Ant (and Bee) introduction and instructions


Ant is a 7/8ths inch scale model of the unique Great Laxey Mine Railway locomotive together with matching lead ore tubs. It is available in 32mm gauge only.

Ant is just over 7 inches long and 4 1/2 inches high. It is our most complex kit so far with accurate rivet detail, inside cylinders and even a flickering firebox, and was designed with great help and support from the volunteers at Laxey who supplied many photos and details during design. It has a 4 wheel drive motor/gearbox completely hidden in the chassis. It is controlled by a Loco Remote Mini B and powered by 4 standard AA NiMH rechargeable batteries easily accessible in the boiler.

The kit contains everything you need including a Loco Remote Mini B to build a fully remote controlled loco. Just add batteries and a custom driver from the Clavey Models eBay store to get up and running with your smartphone.

It is 3D printed in PLA ST (super tough) black and PLA+ red and brown. This means that while it is fine to run it anywhere, do not leave it standing outside in hot sun for any length of time, especially if it is unpainted. Above around 50 degrees C (120 degrees F) PLA can start to soften and so it may deform. Remember this is the temperature of the PLA which may be higher than the air temperature in the sun. PLA ST is more resilient than standard PLA, but as the loco has a lot of small parts please still treat it with care.

The kit has been designed to have many of the parts friction fit together without the need for glue. Polystyrene cement (used for Airfix kits) works well on this PLA. Smear glue on both parts and then hold them together until set in a few minutes. Other glues including epoxy can be used but note that cyanoacrylate (super glue) may well leave a white bloom on the surface of the PLA that is hard to remove. This may be okay if you are painting Ant afterwards but otherwise best avoid it. The only exception to this is fixing the bolts to the wheels covered in that section below.

For the friction fit parts, a very gentle rub with wet and dry paper may be needed on some edges if they are too tight. Similarly some of the holes may need slight opening with a needle file or finger drill. Please do this slowly and gently as they are small parts. You should not need to open the axle holes on the wheels at all as they have been hand finished already for a tight fit.

## INFORMATION SUPPLIED
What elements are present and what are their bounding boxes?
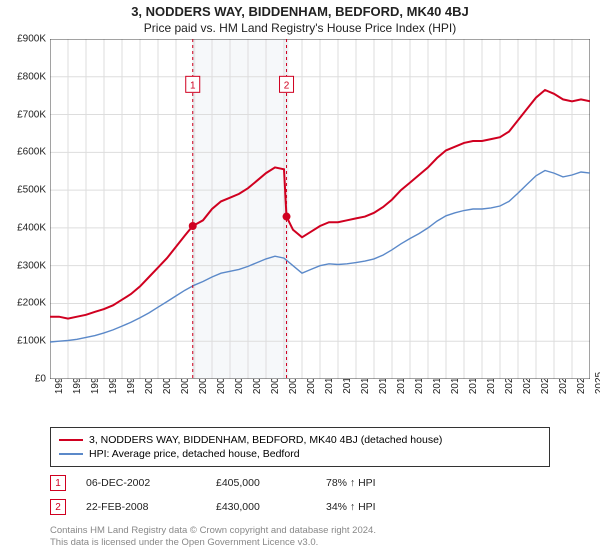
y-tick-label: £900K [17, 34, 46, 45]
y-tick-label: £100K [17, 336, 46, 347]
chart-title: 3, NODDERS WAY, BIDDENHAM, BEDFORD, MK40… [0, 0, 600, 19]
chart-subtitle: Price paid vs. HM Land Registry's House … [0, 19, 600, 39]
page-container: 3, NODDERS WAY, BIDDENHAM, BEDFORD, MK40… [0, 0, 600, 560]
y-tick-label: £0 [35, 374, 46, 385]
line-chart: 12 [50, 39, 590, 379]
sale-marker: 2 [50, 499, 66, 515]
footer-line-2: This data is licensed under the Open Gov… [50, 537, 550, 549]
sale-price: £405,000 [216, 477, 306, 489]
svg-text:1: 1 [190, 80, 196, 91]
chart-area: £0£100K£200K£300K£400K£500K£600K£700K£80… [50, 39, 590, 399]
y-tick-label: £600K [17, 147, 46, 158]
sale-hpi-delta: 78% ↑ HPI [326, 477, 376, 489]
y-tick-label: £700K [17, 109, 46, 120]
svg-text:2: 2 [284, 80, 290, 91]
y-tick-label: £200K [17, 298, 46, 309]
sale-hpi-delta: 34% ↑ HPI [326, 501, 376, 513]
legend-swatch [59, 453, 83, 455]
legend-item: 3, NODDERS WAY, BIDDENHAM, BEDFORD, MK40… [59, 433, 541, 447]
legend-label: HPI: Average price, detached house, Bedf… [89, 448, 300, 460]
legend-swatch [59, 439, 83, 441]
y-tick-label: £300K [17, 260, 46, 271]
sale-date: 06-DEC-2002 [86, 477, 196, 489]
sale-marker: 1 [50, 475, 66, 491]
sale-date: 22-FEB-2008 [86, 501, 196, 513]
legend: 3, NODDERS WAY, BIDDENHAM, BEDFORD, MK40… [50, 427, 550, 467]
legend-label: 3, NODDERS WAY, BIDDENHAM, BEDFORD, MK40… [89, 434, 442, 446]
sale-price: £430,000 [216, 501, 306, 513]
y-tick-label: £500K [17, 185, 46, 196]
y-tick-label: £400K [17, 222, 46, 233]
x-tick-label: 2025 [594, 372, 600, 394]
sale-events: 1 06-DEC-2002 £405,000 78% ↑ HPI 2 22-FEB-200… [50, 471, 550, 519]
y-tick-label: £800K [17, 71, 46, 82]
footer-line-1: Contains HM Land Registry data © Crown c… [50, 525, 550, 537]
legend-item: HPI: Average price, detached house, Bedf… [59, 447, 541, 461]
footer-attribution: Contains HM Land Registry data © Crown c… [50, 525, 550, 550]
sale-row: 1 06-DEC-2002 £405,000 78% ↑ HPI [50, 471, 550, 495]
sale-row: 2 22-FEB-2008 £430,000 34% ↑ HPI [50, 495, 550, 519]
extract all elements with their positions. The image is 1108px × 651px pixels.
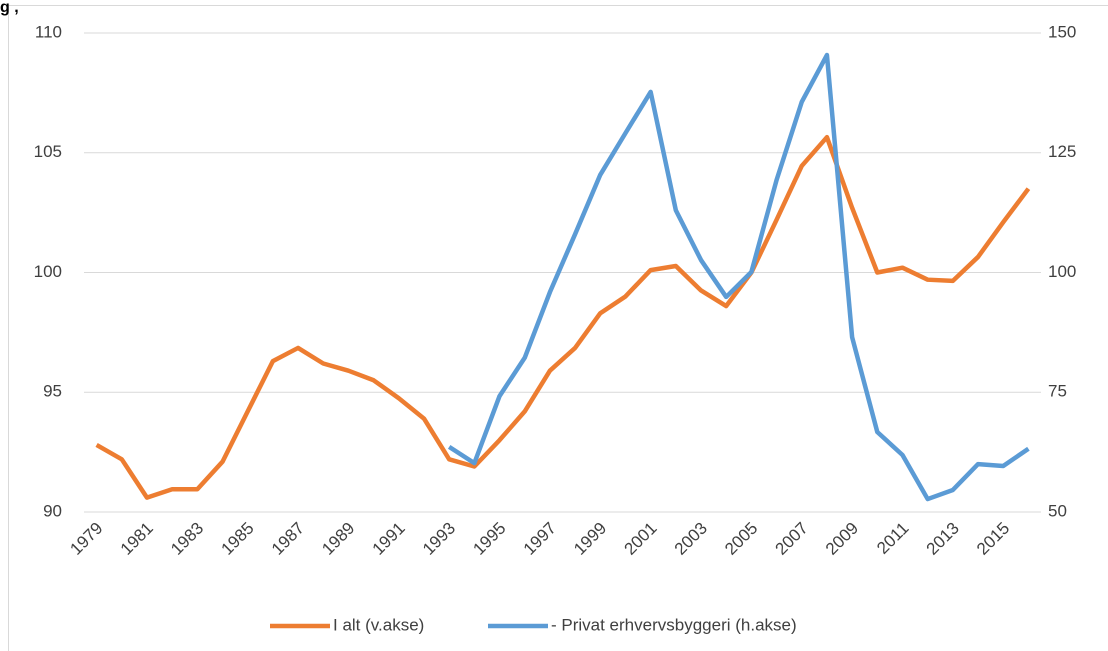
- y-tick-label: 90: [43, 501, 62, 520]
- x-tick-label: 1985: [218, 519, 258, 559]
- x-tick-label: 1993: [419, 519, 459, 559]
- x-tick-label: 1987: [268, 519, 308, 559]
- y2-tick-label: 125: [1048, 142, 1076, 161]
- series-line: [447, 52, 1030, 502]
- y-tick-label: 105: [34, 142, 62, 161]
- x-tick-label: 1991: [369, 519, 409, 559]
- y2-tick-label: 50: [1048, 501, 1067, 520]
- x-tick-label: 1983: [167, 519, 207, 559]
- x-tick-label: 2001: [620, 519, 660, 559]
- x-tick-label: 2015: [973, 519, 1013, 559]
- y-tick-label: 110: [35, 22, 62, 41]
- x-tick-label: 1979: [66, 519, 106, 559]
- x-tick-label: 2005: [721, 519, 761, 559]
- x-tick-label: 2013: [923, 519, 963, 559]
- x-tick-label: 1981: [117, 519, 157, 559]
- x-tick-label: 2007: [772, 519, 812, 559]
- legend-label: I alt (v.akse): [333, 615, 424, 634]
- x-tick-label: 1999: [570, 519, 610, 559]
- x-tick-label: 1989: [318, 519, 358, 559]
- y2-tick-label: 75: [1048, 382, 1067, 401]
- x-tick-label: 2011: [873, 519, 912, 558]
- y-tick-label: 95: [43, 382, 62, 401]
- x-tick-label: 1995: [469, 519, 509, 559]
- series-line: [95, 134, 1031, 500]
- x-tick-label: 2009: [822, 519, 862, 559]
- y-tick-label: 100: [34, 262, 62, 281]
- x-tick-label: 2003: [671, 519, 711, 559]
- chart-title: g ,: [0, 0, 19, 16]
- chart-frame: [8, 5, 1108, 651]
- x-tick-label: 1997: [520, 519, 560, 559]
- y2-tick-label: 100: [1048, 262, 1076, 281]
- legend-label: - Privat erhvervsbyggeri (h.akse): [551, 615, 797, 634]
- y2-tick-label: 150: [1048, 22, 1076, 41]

## TASK LIST
#1 Quote the Ant kit instructions word for word, from "The kit has" up to and including "that section below.".
#2 According to the Ant kit instructions, above roughly what temperature can PLA start to soften?
#3 Proceed with the Ant kit instructions from the point where they stop.
The records are separate material and are not part of the Ant kit instructions.

## TASK-BY-TASK ANSWERS
#1
The kit has been designed to have many of the parts friction fit together without the need for glue. Polystyrene cement (used for Airfix kits) works well on this PLA. Smear glue on both parts and then hold them together until set in a few minutes. Other glues including epoxy can be used but note that cyanoacrylate (super glue) may well leave a white bloom on the surface of the PLA that is hard to remove. This may be okay if you are painting Ant afterwards but otherwise best avoid it. The only exception to this is fixing the bolts to the wheels covered in that section below.

#2 Around 50 degrees C (120 degrees F).

#3
www.locoremote.co.uk


3D printed parts
  • Black: water tank front, water tank holder, water tank / smokebox, chimney, firebox back, firebox front, firebox door, Loco Remote Mini B holder with 2mm bolt, boiler, frames with 2 x 2mm bolts, buffer holder, cylinders, dome cover, dome, boiler front support, boiler rear support, 4 wheels with 2mm bolts, pressure gauge, regulator handle, rear chassis cover, footplate, footplate support, left and right brakes, reverser lever with 2mm bolt, reverser lever side, reverser rod with 2mm bolt, 2 x brake handle holders
  • Red: Front buffer beam, 2 x coupling rods, regulator handle, seat
  • Brown: 2 x brake blocks


Electrical and other parts
  • Loco Remote Mini B (special version)
  • Combined motor and gearbox
  • On/off switch
  • 2A polyfuse
  • White power connector and cable for Mini B
  • 2 wire motor cable with Dupont connector both ends
  • 2 wire LED cable with Dupont connector one end
  • PP3 type battery cable
  • 4 x AA battery holder with PP3 type connector
  • Glowing LED
  • Clear heat shrink tubing
  • 42mm long axle
  • Approx 20cm of 1.5mm diameter brass rod
  • M3 bolt and nut
  • 2mm allen key for the bolts on the chassis and wheels


Lead ore tub parts
  • Black: sides, floor, 2 frames, 4 wheels, couplings
  • 2 x 42mm long axles


Suggested tools and glues
  • Ruler
  • Pozidriv screwdriver
  • 8mm nut driver (optional)
  • 2mm allen key (included with kit)
  • Needle files
  • Drill bits (1.5mm very useful, 1.8mm and 2mm optional) with mini hand drill
  • Sharp knife
  • Metal cutters (for brass rod)
  • Small snipe nose pliers
  • Wet and dry paper
  • Polystyrene cement (used for Airfix kits)
  • Cyanoacrylate (super glue - but ideally not "instant")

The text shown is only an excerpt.